Give the number of lines that contain the string "menu", and nothing else.

○ ○ ○ ○ ○

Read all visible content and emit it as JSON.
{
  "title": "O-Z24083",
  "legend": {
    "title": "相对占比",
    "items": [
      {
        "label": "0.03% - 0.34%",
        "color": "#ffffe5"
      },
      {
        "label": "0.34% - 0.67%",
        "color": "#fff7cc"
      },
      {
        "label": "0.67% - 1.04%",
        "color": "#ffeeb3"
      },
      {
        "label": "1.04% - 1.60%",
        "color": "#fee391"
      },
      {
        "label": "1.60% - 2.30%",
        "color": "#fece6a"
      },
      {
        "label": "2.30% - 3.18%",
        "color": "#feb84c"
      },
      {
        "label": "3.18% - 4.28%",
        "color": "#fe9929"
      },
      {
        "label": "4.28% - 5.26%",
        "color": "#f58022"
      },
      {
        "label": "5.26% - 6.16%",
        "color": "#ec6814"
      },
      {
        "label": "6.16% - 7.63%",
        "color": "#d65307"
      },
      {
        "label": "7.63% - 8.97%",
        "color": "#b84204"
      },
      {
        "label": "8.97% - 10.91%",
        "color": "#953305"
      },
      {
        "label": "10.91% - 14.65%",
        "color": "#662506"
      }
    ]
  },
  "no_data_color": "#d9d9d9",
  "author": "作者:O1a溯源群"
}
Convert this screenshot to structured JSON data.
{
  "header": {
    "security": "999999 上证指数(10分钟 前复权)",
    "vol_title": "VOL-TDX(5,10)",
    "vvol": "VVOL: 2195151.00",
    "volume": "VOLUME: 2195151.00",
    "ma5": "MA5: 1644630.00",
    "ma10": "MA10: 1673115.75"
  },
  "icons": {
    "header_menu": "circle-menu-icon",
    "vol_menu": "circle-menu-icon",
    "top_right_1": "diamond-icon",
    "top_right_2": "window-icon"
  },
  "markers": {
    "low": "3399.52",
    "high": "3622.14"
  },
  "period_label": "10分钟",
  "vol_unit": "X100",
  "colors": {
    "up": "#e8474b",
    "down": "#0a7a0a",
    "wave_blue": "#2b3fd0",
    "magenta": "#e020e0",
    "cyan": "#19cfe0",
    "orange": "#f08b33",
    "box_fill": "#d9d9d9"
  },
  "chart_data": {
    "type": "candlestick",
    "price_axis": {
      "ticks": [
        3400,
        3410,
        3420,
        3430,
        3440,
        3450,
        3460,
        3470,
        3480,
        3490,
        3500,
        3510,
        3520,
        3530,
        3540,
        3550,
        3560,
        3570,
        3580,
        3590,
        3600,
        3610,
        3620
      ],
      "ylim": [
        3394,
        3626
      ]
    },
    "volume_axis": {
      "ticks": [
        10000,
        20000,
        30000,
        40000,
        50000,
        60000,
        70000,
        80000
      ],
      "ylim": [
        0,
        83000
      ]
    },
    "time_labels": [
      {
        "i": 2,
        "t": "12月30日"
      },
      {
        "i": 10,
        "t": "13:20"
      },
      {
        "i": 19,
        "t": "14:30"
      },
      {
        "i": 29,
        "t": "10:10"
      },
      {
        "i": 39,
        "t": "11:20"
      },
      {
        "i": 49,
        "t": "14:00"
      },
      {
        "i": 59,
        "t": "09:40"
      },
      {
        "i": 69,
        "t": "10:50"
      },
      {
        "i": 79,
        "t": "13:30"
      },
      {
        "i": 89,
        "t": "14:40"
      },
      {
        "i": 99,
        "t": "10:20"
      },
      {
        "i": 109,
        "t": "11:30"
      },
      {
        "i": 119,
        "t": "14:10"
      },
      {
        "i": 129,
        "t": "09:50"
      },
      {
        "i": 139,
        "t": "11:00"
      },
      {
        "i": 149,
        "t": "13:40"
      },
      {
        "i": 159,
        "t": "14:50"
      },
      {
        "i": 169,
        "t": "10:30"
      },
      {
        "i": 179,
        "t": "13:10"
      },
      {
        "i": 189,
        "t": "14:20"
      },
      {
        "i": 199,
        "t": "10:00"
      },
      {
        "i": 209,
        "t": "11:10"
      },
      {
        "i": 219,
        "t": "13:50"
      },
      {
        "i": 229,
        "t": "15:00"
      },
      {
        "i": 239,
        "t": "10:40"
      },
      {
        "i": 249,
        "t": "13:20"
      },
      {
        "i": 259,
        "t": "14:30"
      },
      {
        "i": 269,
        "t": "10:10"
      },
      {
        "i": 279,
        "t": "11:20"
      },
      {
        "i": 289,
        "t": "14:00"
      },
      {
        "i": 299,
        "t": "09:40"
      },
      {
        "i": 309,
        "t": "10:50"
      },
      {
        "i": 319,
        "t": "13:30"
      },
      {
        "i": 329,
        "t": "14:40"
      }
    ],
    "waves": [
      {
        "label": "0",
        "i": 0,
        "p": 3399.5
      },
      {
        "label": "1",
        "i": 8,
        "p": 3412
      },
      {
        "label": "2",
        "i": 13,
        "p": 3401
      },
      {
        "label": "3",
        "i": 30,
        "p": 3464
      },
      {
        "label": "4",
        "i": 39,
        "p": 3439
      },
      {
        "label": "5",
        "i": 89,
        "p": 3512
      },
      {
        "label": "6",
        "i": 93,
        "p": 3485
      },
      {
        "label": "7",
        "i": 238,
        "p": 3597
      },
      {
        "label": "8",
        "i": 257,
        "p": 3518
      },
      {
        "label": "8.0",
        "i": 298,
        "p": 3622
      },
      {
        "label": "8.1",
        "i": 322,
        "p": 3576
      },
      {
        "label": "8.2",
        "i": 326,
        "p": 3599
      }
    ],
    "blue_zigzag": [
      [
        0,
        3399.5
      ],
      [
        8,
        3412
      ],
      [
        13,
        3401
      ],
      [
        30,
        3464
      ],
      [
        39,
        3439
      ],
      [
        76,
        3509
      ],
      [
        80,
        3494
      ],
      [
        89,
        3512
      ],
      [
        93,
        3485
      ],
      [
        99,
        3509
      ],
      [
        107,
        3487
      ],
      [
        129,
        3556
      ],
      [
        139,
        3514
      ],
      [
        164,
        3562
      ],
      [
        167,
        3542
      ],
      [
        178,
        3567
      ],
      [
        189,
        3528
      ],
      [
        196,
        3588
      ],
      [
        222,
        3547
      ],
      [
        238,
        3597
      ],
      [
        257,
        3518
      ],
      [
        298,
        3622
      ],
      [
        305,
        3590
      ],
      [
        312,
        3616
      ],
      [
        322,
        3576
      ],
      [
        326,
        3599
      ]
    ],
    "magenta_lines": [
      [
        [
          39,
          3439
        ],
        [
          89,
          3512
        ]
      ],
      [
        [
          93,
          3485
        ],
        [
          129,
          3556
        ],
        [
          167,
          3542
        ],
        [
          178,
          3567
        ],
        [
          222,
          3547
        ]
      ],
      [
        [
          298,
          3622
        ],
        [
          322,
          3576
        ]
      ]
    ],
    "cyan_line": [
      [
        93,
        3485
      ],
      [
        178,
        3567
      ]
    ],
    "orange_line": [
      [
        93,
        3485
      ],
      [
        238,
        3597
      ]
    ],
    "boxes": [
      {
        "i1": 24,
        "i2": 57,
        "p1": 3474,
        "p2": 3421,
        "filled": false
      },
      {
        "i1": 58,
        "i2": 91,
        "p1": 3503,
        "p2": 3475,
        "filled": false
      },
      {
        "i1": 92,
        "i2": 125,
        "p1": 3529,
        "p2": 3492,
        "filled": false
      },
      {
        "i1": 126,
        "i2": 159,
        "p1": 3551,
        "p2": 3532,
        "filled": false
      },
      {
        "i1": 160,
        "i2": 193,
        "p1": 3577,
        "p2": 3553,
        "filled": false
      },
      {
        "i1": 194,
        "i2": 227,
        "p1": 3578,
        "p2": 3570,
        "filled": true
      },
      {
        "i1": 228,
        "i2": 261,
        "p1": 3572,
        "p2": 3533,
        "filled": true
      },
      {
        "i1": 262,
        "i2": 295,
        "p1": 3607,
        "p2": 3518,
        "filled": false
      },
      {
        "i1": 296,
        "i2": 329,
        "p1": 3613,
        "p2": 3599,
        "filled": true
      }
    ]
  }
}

○ ○ ○ ○ ○

- Solution to this exercise -
2